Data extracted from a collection

━━━━━━━━━━━━━━━━━━━━

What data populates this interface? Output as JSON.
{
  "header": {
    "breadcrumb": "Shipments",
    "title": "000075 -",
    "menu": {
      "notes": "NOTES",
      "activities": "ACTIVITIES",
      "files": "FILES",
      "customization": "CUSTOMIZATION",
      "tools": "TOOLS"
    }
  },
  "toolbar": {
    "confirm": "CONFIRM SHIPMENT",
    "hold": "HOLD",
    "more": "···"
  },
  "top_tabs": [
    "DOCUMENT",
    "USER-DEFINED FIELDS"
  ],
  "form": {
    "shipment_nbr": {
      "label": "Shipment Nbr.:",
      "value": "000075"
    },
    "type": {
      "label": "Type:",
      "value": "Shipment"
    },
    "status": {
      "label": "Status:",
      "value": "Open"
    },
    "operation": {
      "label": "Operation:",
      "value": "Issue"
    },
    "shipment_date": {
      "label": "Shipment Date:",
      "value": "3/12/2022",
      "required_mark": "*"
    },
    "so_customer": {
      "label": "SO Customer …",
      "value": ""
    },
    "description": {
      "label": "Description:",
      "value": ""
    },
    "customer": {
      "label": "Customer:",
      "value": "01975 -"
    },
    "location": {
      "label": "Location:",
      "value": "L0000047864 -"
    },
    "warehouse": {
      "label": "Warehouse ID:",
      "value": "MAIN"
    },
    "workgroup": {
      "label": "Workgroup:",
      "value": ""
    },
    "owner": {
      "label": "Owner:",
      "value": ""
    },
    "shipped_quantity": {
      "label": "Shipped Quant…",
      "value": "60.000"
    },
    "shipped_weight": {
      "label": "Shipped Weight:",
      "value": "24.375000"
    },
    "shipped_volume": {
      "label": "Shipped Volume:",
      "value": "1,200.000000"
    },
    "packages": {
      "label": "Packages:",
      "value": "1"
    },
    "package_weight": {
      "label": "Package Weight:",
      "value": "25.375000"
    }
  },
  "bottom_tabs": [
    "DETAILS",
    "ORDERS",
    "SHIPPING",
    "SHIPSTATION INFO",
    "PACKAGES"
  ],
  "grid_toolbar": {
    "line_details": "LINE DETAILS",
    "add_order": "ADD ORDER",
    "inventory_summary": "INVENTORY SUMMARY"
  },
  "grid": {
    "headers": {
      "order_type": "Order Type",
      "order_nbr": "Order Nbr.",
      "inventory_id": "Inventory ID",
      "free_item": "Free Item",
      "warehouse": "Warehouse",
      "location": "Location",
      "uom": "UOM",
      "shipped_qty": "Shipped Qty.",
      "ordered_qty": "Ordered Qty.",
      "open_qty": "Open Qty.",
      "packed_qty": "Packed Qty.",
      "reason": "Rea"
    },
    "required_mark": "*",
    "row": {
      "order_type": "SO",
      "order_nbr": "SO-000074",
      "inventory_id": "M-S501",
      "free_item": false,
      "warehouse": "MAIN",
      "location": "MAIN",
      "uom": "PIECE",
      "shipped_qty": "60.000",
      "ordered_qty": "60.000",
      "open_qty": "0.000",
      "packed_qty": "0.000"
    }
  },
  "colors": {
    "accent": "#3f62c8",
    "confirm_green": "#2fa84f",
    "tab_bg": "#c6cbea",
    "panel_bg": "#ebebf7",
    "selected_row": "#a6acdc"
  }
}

━━━━━━━━━━━━━━━━━━━━

Exercise instructions | Find all lines with "MAIN" in them and copy each one.

Exercise output |
      "value": "MAIN"
      "warehouse": "MAIN",
      "location": "MAIN",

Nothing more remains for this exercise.